■ TASK GOAL: Comb through the entries for "helmetës" and pull out each line that holds it.

++++ DATA LISTING

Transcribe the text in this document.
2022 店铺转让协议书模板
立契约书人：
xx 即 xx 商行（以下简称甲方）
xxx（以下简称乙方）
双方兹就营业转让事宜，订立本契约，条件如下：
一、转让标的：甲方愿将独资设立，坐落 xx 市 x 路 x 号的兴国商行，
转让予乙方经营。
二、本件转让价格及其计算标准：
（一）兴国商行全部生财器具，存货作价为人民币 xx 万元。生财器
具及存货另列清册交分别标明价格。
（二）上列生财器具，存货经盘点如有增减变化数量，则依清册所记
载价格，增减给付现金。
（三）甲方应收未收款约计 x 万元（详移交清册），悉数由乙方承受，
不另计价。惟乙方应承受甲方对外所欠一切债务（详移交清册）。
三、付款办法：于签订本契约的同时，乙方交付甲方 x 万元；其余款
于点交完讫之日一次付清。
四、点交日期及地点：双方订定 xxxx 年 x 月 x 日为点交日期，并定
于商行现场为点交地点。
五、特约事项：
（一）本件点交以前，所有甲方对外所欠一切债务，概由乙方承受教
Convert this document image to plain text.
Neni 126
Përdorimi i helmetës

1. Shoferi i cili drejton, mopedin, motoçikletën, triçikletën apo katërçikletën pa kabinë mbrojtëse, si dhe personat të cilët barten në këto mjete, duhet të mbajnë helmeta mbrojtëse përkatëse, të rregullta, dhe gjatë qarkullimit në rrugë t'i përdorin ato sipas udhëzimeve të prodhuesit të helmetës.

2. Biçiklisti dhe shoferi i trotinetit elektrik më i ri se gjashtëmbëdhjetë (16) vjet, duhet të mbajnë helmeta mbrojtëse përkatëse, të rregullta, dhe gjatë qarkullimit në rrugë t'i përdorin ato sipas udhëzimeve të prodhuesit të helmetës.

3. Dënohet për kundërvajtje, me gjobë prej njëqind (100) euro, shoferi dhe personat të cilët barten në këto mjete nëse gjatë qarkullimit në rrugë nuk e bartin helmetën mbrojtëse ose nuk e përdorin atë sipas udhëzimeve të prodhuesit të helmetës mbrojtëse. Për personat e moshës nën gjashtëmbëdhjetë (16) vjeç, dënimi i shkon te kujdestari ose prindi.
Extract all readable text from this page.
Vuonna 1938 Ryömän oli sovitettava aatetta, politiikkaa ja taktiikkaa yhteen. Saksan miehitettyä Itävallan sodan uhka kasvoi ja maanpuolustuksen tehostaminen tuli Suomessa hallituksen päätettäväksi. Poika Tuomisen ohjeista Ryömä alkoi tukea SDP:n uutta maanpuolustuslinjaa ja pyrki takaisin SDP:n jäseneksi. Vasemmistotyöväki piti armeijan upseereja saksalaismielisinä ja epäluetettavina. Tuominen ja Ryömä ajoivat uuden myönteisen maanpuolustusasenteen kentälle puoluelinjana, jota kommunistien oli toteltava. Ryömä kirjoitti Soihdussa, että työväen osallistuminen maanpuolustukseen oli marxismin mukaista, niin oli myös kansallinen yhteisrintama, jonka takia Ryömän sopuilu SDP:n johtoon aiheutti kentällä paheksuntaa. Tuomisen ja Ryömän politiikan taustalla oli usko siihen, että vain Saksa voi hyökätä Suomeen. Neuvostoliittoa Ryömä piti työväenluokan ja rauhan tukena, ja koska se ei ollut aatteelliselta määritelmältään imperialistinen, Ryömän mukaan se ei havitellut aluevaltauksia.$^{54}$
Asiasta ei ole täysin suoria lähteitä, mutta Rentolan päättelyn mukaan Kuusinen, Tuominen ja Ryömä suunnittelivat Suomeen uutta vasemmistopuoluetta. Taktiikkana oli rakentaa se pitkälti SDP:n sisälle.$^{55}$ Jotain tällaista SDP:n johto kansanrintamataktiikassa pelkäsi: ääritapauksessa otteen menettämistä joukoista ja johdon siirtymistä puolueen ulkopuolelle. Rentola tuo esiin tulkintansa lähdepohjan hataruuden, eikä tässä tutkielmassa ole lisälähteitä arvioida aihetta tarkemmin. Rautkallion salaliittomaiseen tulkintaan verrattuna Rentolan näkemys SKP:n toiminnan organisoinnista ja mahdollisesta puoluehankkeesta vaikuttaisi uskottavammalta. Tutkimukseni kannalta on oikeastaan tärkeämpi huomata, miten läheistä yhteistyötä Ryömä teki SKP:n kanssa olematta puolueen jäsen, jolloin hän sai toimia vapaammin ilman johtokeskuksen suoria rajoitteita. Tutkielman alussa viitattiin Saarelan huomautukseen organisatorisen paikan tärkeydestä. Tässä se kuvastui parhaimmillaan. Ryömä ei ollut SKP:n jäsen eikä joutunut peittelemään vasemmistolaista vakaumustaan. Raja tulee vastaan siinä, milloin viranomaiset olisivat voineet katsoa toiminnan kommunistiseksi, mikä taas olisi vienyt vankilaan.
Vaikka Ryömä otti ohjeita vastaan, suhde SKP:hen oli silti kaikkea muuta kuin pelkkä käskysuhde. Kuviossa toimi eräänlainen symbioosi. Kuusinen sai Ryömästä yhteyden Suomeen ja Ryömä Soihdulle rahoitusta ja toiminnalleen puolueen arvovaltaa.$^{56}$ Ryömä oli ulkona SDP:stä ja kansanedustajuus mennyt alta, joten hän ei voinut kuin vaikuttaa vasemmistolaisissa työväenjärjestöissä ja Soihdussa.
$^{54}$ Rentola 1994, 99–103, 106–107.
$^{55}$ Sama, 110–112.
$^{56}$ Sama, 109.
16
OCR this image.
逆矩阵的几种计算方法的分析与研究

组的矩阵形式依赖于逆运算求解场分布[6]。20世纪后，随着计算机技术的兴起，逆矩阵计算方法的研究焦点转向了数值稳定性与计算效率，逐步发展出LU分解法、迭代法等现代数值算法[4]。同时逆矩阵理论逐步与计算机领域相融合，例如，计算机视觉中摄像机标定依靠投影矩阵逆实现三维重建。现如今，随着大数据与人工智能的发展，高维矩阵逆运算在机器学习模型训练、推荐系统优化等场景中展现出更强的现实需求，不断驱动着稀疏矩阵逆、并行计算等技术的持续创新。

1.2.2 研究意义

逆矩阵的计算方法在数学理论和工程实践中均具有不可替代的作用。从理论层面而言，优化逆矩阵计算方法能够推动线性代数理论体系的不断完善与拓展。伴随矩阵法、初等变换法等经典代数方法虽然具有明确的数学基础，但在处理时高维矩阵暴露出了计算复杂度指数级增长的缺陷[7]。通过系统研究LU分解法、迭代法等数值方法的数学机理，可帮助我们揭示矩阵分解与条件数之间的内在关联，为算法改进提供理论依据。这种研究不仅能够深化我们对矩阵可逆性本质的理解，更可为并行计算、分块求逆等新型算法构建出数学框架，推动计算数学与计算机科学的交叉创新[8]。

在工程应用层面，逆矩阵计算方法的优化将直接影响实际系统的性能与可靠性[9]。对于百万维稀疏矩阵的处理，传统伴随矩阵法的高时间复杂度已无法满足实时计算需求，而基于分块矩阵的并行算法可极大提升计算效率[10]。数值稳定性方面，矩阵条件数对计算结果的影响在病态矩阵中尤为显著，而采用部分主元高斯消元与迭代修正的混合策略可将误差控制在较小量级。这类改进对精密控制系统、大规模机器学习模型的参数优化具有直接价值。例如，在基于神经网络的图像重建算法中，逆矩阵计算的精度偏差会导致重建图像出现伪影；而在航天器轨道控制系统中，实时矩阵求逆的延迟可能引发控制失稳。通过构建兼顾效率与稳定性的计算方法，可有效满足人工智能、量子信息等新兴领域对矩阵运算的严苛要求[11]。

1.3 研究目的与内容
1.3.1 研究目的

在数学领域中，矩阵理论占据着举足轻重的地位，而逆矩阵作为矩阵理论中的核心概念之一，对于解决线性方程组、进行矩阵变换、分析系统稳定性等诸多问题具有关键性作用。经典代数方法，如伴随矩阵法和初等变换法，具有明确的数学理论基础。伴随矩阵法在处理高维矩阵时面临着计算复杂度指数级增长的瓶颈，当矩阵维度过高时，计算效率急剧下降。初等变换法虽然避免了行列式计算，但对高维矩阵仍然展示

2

++++++++

■ OUTPUT FOR THIS TASK:
Përdorimi i helmetës
1. Shoferi i cili drejton, mopedin, motoçikletën, triçikletën apo katërçikletën pa kabinë mbrojtëse, si dhe personat të cilët barten në këto mjete, duhet të mbajnë helmeta mbrojtëse përkatëse, të rregullta, dhe gjatë qarkullimit në rrugë t'i përdorin ato sipas udhëzimeve të prodhuesit të helmetës.
2. Biçiklisti dhe shoferi i trotinetit elektrik më i ri se gjashtëmbëdhjetë (16) vjet, duhet të mbajnë helmeta mbrojtëse përkatëse, të rregullta, dhe gjatë qarkullimit në rrugë t'i përdorin ato sipas udhëzimeve të prodhuesit të helmetës.
3. Dënohet për kundërvajtje, me gjobë prej njëqind (100) euro, shoferi dhe personat të cilët barten në këto mjete nëse gjatë qarkullimit në rrugë nuk e bartin helmetën mbrojtëse ose nuk e përdorin atë sipas udhëzimeve të prodhuesit të helmetës mbrojtëse. Për personat e moshës nën gjashtëmbëdhjetë (16) vjeç, dënimi i shkon te kujdestari ose prindi.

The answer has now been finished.